THE INPUT
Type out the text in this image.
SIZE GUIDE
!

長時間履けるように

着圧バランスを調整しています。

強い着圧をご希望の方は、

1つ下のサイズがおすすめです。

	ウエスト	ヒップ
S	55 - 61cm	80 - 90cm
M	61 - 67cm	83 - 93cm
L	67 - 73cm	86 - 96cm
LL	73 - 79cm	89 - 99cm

--

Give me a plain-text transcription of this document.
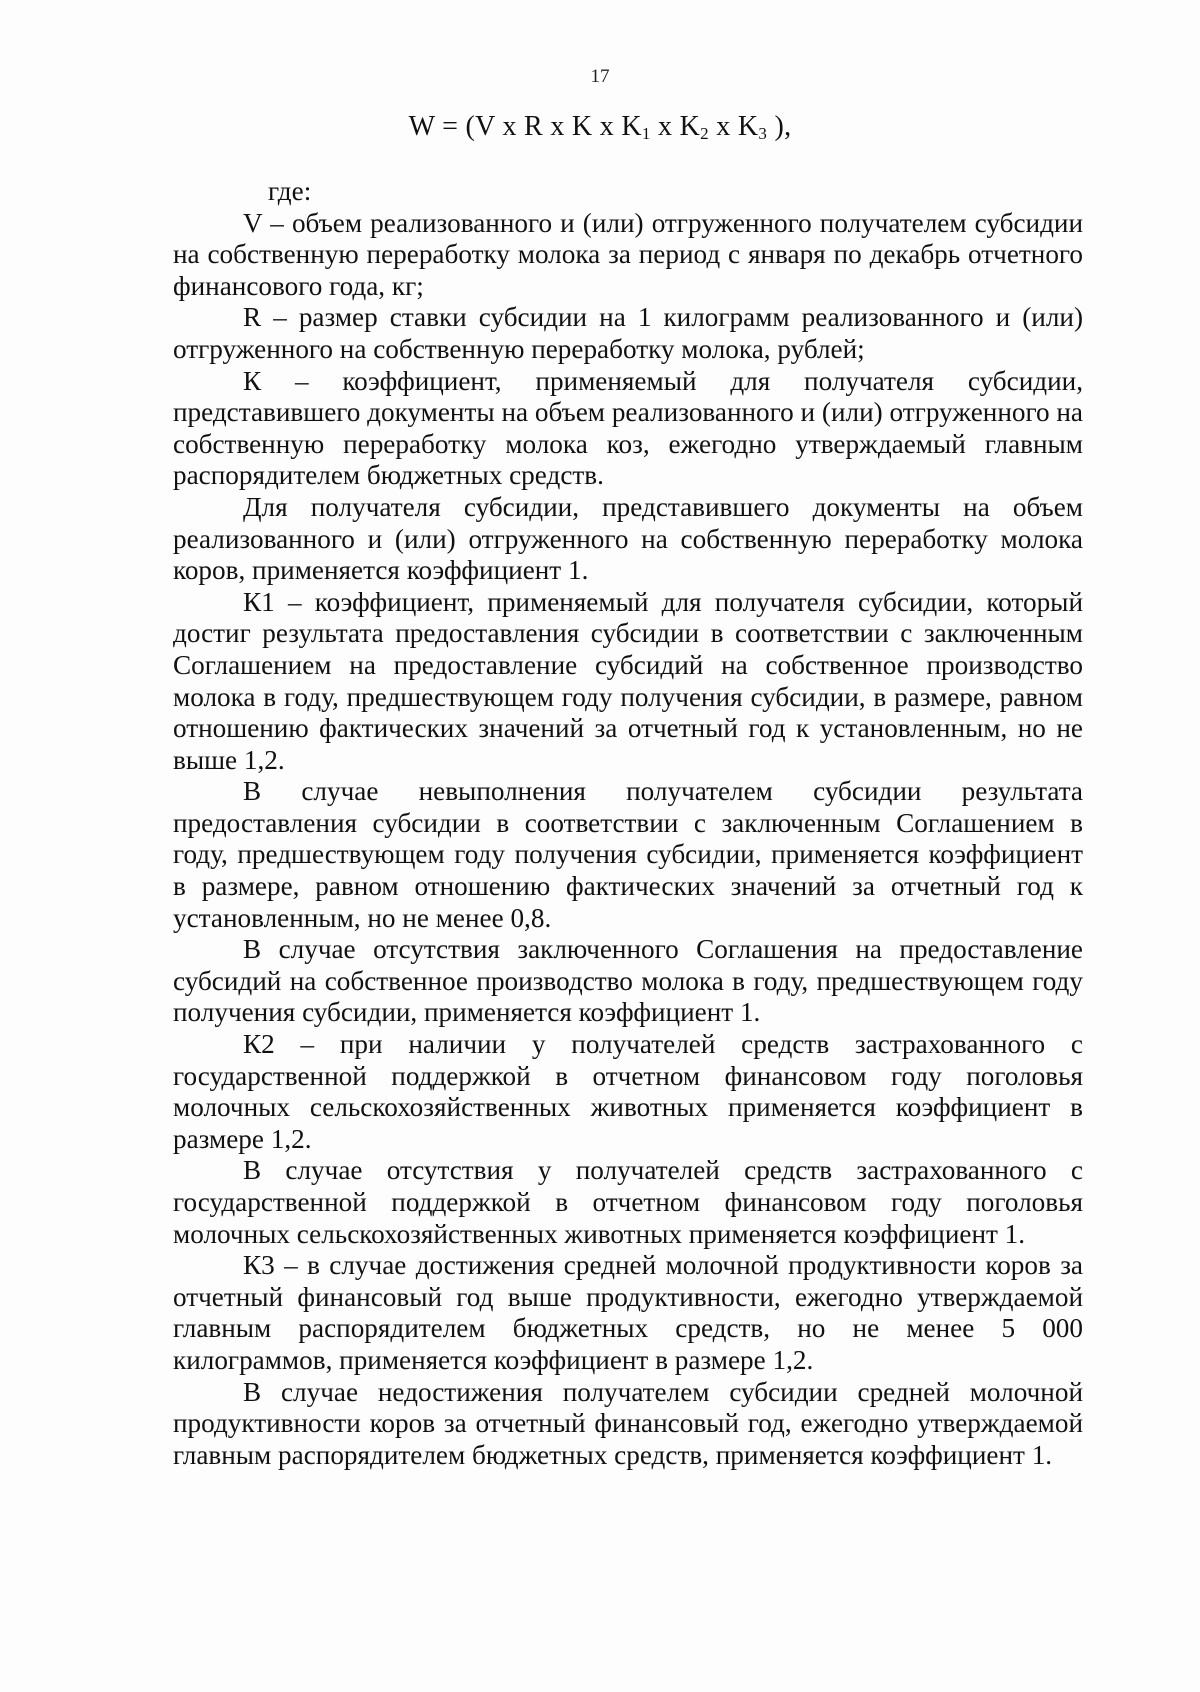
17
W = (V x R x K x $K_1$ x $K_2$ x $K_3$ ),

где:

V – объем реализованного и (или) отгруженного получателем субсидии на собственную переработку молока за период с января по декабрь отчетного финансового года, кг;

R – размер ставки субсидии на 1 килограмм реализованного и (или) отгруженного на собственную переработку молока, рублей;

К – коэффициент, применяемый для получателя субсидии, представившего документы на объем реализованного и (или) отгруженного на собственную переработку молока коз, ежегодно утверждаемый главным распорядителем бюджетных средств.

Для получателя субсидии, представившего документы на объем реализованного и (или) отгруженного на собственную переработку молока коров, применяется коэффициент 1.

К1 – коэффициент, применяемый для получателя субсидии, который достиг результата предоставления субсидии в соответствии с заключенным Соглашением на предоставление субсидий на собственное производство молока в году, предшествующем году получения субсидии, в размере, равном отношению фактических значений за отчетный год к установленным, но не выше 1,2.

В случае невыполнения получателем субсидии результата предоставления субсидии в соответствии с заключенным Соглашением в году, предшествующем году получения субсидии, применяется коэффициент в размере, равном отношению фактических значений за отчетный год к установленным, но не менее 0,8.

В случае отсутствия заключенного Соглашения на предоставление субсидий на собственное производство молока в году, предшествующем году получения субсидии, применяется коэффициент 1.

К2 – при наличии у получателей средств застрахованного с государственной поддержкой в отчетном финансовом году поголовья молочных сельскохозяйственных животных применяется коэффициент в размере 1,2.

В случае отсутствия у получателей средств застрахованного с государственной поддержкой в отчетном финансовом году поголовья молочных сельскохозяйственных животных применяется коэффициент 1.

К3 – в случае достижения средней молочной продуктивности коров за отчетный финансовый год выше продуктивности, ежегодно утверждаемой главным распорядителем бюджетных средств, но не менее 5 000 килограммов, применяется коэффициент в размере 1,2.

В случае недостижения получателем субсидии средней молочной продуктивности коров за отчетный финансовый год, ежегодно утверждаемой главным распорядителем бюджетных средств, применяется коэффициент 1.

WHAT TO DO
Look through the entries and find each line that has the string "text". Copy those lines.

RESULT FOR THIS EXERCISE
Type out the text in this image.
Give me a plain-text transcription of this document.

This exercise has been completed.